Source data:
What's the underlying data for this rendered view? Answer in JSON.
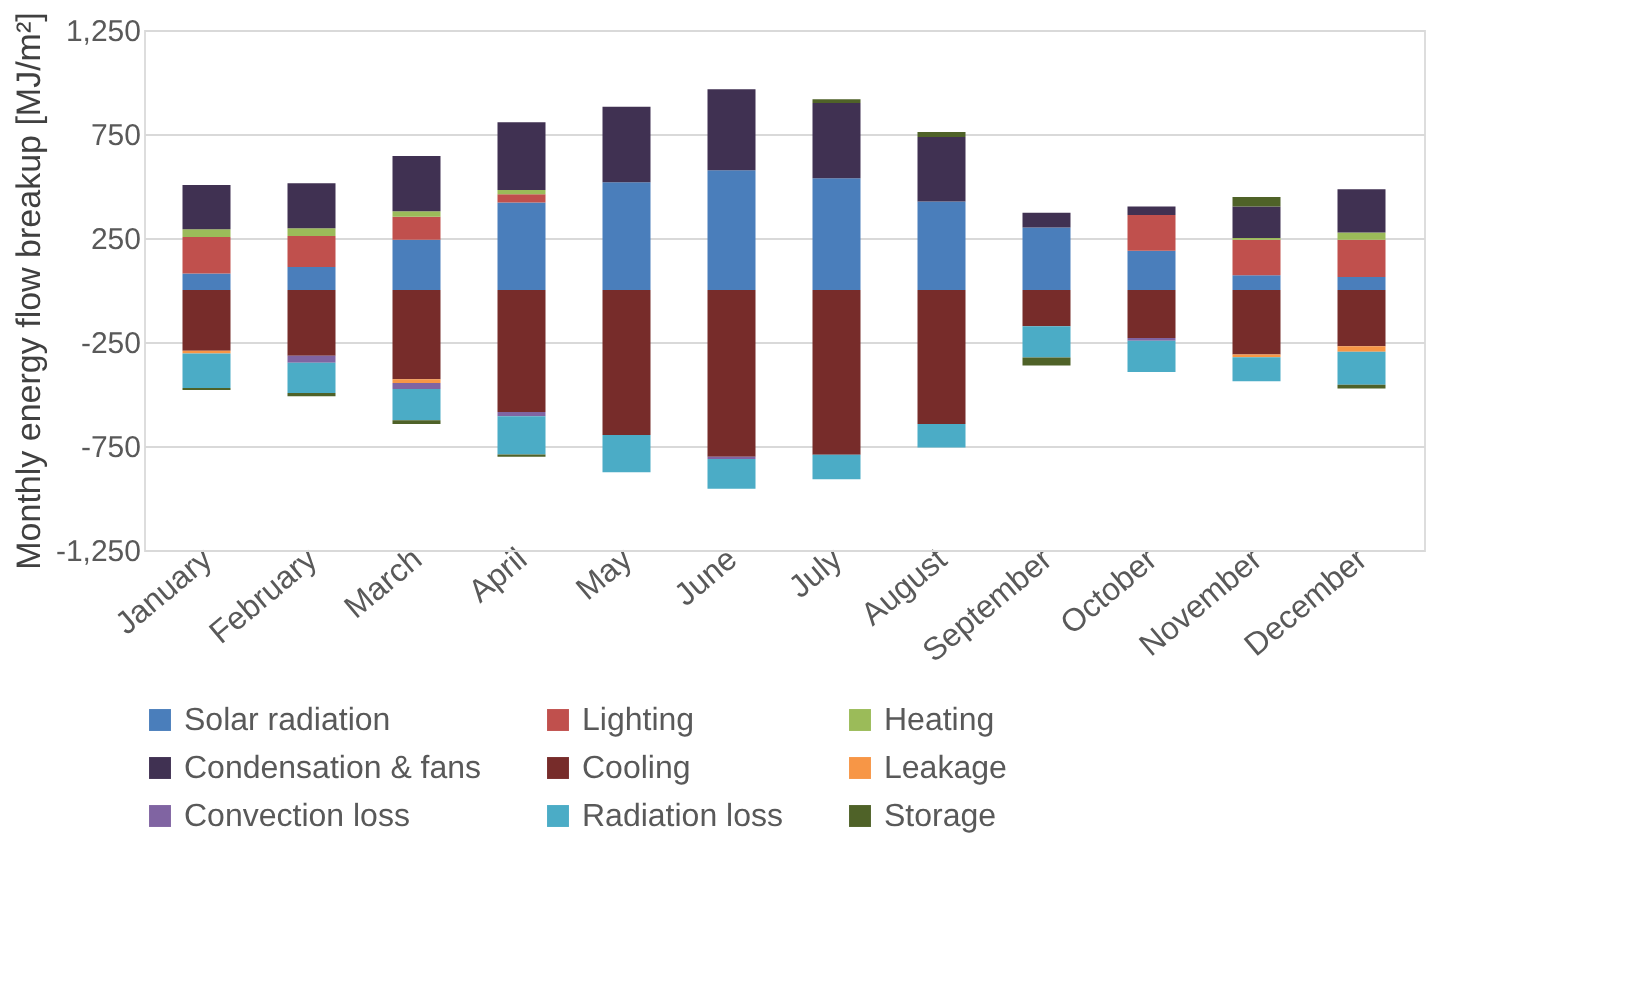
{
  "chart_data": {
    "type": "bar",
    "stacked": true,
    "ylabel": "Monthly energy flow breakup [MJ/m²]",
    "categories": [
      "January",
      "February",
      "March",
      "April",
      "May",
      "June",
      "July",
      "August",
      "September",
      "October",
      "November",
      "December"
    ],
    "series": [
      {
        "name": "Solar radiation",
        "color": "#4a7ebb",
        "values": [
          79,
          110,
          242,
          421,
          518,
          576,
          537,
          426,
          300,
          189,
          71,
          63
        ]
      },
      {
        "name": "Lighting",
        "color": "#c0504d",
        "values": [
          176,
          150,
          110,
          39,
          null,
          null,
          null,
          null,
          null,
          171,
          171,
          179
        ]
      },
      {
        "name": "Heating",
        "color": "#9bbb59",
        "values": [
          37,
          37,
          27,
          21,
          null,
          null,
          null,
          null,
          null,
          null,
          8,
          34
        ]
      },
      {
        "name": "Condensation & fans",
        "color": "#403152",
        "values": [
          213,
          216,
          265,
          326,
          363,
          389,
          362,
          310,
          71,
          42,
          152,
          208
        ]
      },
      {
        "name": "Cooling",
        "color": "#772c2a",
        "values": [
          -292,
          -316,
          -429,
          -586,
          -697,
          -802,
          -792,
          -644,
          -174,
          -231,
          -310,
          -271
        ]
      },
      {
        "name": "Leakage",
        "color": "#f79646",
        "values": [
          -13,
          null,
          -18,
          null,
          null,
          null,
          null,
          null,
          null,
          null,
          -13,
          -26
        ]
      },
      {
        "name": "Convection loss",
        "color": "#8064a2",
        "values": [
          null,
          -34,
          -29,
          -21,
          null,
          -11,
          null,
          null,
          null,
          -13,
          null,
          null
        ]
      },
      {
        "name": "Radiation loss",
        "color": "#4bacc6",
        "values": [
          -166,
          -145,
          -150,
          -184,
          -179,
          -142,
          -118,
          -113,
          -150,
          -150,
          -116,
          -158
        ]
      },
      {
        "name": "Storage",
        "color": "#4f6228",
        "values": [
          -10,
          -16,
          -18,
          -11,
          null,
          null,
          18,
          24,
          -39,
          null,
          45,
          -18
        ]
      }
    ],
    "ylim": [
      -1250,
      1250
    ],
    "yticks": [
      {
        "value": -1250,
        "label": "-1,250"
      },
      {
        "value": -750,
        "label": "-750"
      },
      {
        "value": -250,
        "label": "-250"
      },
      {
        "value": 250,
        "label": "250"
      },
      {
        "value": 750,
        "label": "750"
      },
      {
        "value": 1250,
        "label": "1,250"
      }
    ],
    "grid": "y",
    "legend": "bottom"
  }
}
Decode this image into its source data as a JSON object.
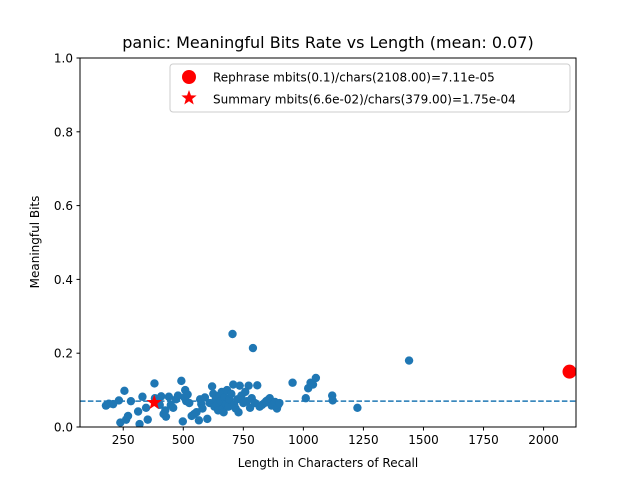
{
  "chart_data": {
    "type": "scatter",
    "title": "panic: Meaningful Bits Rate vs Length (mean: 0.07)",
    "xlabel": "Length in Characters of Recall",
    "ylabel": "Meaningful Bits",
    "xlim": [
      70,
      2135
    ],
    "ylim": [
      0,
      1.0
    ],
    "xticks": [
      250,
      500,
      750,
      1000,
      1250,
      1500,
      1750,
      2000
    ],
    "xtick_labels": [
      "250",
      "500",
      "750",
      "1000",
      "1250",
      "1500",
      "1750",
      "2000"
    ],
    "yticks": [
      0.0,
      0.2,
      0.4,
      0.6,
      0.8,
      1.0
    ],
    "ytick_labels": [
      "0.0",
      "0.2",
      "0.4",
      "0.6",
      "0.8",
      "1.0"
    ],
    "grid": false,
    "legend_position": "top-right",
    "mean_line": {
      "y": 0.07,
      "style": "dashed",
      "color": "#1f77b4"
    },
    "series": [
      {
        "color": "#1f77b4",
        "marker": "circle",
        "points": [
          [
            178,
            0.058
          ],
          [
            190,
            0.063
          ],
          [
            208,
            0.062
          ],
          [
            232,
            0.072
          ],
          [
            238,
            0.012
          ],
          [
            255,
            0.098
          ],
          [
            262,
            0.02
          ],
          [
            270,
            0.03
          ],
          [
            282,
            0.07
          ],
          [
            312,
            0.042
          ],
          [
            318,
            0.008
          ],
          [
            330,
            0.082
          ],
          [
            345,
            0.052
          ],
          [
            352,
            0.02
          ],
          [
            380,
            0.118
          ],
          [
            382,
            0.078
          ],
          [
            390,
            0.07
          ],
          [
            402,
            0.06
          ],
          [
            408,
            0.083
          ],
          [
            418,
            0.035
          ],
          [
            425,
            0.045
          ],
          [
            428,
            0.028
          ],
          [
            440,
            0.082
          ],
          [
            448,
            0.06
          ],
          [
            458,
            0.052
          ],
          [
            470,
            0.075
          ],
          [
            478,
            0.085
          ],
          [
            492,
            0.125
          ],
          [
            498,
            0.015
          ],
          [
            505,
            0.08
          ],
          [
            508,
            0.1
          ],
          [
            512,
            0.07
          ],
          [
            518,
            0.088
          ],
          [
            525,
            0.065
          ],
          [
            535,
            0.03
          ],
          [
            545,
            0.035
          ],
          [
            555,
            0.04
          ],
          [
            565,
            0.018
          ],
          [
            570,
            0.075
          ],
          [
            575,
            0.062
          ],
          [
            580,
            0.05
          ],
          [
            590,
            0.08
          ],
          [
            600,
            0.022
          ],
          [
            610,
            0.065
          ],
          [
            620,
            0.11
          ],
          [
            625,
            0.09
          ],
          [
            630,
            0.055
          ],
          [
            635,
            0.075
          ],
          [
            640,
            0.06
          ],
          [
            645,
            0.045
          ],
          [
            650,
            0.085
          ],
          [
            655,
            0.07
          ],
          [
            660,
            0.095
          ],
          [
            665,
            0.05
          ],
          [
            668,
            0.04
          ],
          [
            672,
            0.08
          ],
          [
            678,
            0.062
          ],
          [
            682,
            0.1
          ],
          [
            688,
            0.055
          ],
          [
            692,
            0.075
          ],
          [
            700,
            0.09
          ],
          [
            705,
            0.252
          ],
          [
            708,
            0.115
          ],
          [
            712,
            0.06
          ],
          [
            718,
            0.05
          ],
          [
            725,
            0.075
          ],
          [
            730,
            0.04
          ],
          [
            735,
            0.112
          ],
          [
            742,
            0.085
          ],
          [
            750,
            0.065
          ],
          [
            758,
            0.095
          ],
          [
            765,
            0.07
          ],
          [
            772,
            0.112
          ],
          [
            778,
            0.052
          ],
          [
            785,
            0.078
          ],
          [
            790,
            0.214
          ],
          [
            798,
            0.065
          ],
          [
            808,
            0.113
          ],
          [
            818,
            0.055
          ],
          [
            828,
            0.06
          ],
          [
            838,
            0.065
          ],
          [
            845,
            0.07
          ],
          [
            852,
            0.073
          ],
          [
            860,
            0.078
          ],
          [
            868,
            0.058
          ],
          [
            875,
            0.062
          ],
          [
            882,
            0.068
          ],
          [
            890,
            0.05
          ],
          [
            895,
            0.06
          ],
          [
            900,
            0.065
          ],
          [
            955,
            0.12
          ],
          [
            1010,
            0.078
          ],
          [
            1020,
            0.105
          ],
          [
            1030,
            0.12
          ],
          [
            1040,
            0.115
          ],
          [
            1052,
            0.133
          ],
          [
            1120,
            0.085
          ],
          [
            1122,
            0.072
          ],
          [
            1225,
            0.052
          ],
          [
            1440,
            0.18
          ]
        ]
      },
      {
        "name": "Rephrase mbits(0.1)/chars(2108.00)=7.11e-05",
        "color": "#ff0000",
        "marker": "large-circle",
        "points": [
          [
            2108,
            0.15
          ]
        ]
      },
      {
        "name": "Summary mbits(6.6e-02)/chars(379.00)=1.75e-04",
        "color": "#ff0000",
        "marker": "star",
        "points": [
          [
            379,
            0.066
          ]
        ]
      }
    ]
  }
}
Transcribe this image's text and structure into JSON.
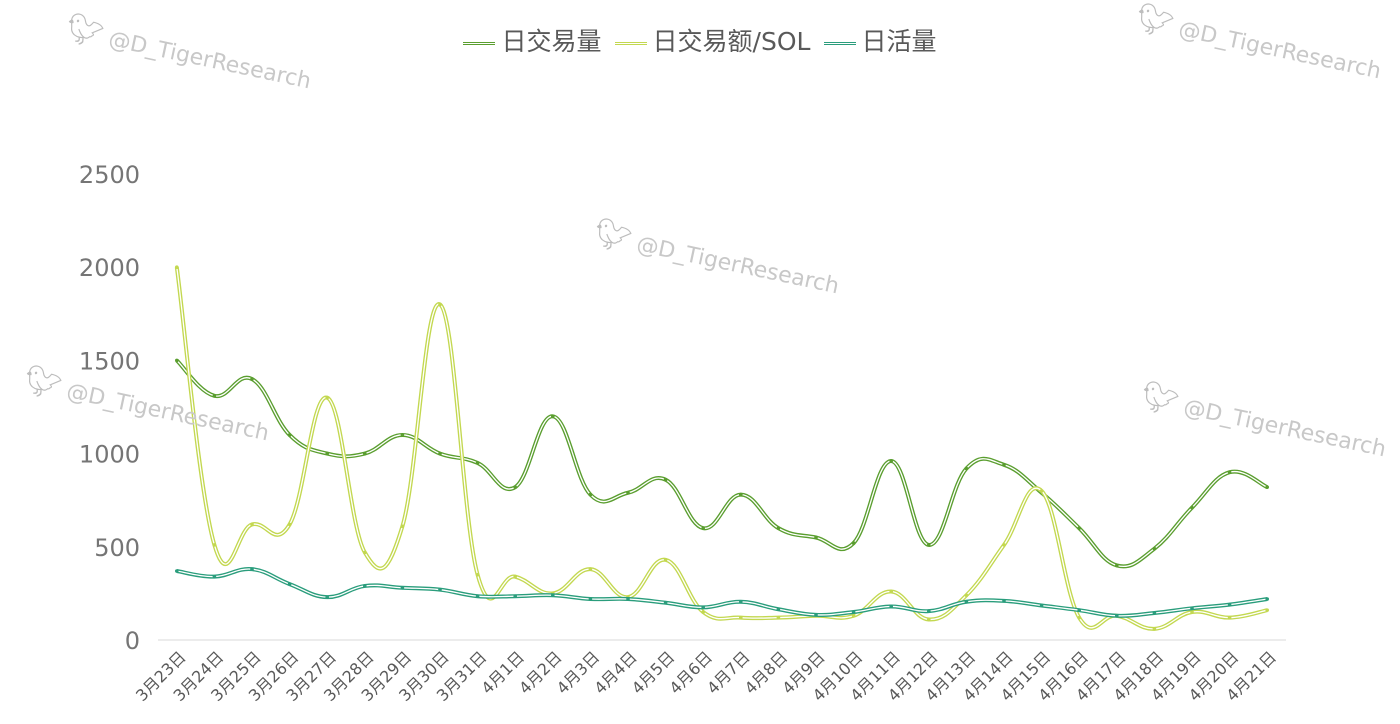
{
  "watermark": "@D_TigerResearch",
  "chart_data": {
    "type": "line",
    "categories": [
      "3月23日",
      "3月24日",
      "3月25日",
      "3月26日",
      "3月27日",
      "3月28日",
      "3月29日",
      "3月30日",
      "3月31日",
      "4月1日",
      "4月2日",
      "4月3日",
      "4月4日",
      "4月5日",
      "4月6日",
      "4月7日",
      "4月8日",
      "4月9日",
      "4月10日",
      "4月11日",
      "4月12日",
      "4月13日",
      "4月14日",
      "4月15日",
      "4月16日",
      "4月17日",
      "4月18日",
      "4月19日",
      "4月20日",
      "4月21日"
    ],
    "ylim": [
      0,
      2500
    ],
    "yticks": [
      0,
      500,
      1000,
      1500,
      2000,
      2500
    ],
    "legend_position": "top",
    "series": [
      {
        "name": "日交易量",
        "color": "#5a9e2f",
        "values": [
          1500,
          1310,
          1400,
          1100,
          1000,
          1000,
          1100,
          1000,
          950,
          820,
          1200,
          780,
          790,
          860,
          600,
          780,
          600,
          550,
          520,
          960,
          510,
          920,
          940,
          790,
          600,
          400,
          490,
          710,
          900,
          820
        ]
      },
      {
        "name": "日交易额/SOL",
        "color": "#c3d850",
        "values": [
          2000,
          510,
          620,
          620,
          1300,
          470,
          610,
          1800,
          350,
          340,
          250,
          380,
          230,
          430,
          150,
          120,
          120,
          130,
          130,
          260,
          110,
          240,
          510,
          800,
          120,
          130,
          60,
          150,
          120,
          160
        ]
      },
      {
        "name": "日活量",
        "color": "#2a9d7c",
        "values": [
          370,
          340,
          380,
          300,
          230,
          290,
          280,
          270,
          235,
          235,
          240,
          220,
          220,
          200,
          175,
          205,
          165,
          135,
          150,
          180,
          155,
          205,
          210,
          185,
          160,
          130,
          145,
          170,
          190,
          220
        ]
      }
    ]
  }
}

*Written task:* Return all lines containing the word "into".

*Solution to this problem:*
Decode this image into its source data as a JSON object.
Transcribe this image's text and structure into JSON.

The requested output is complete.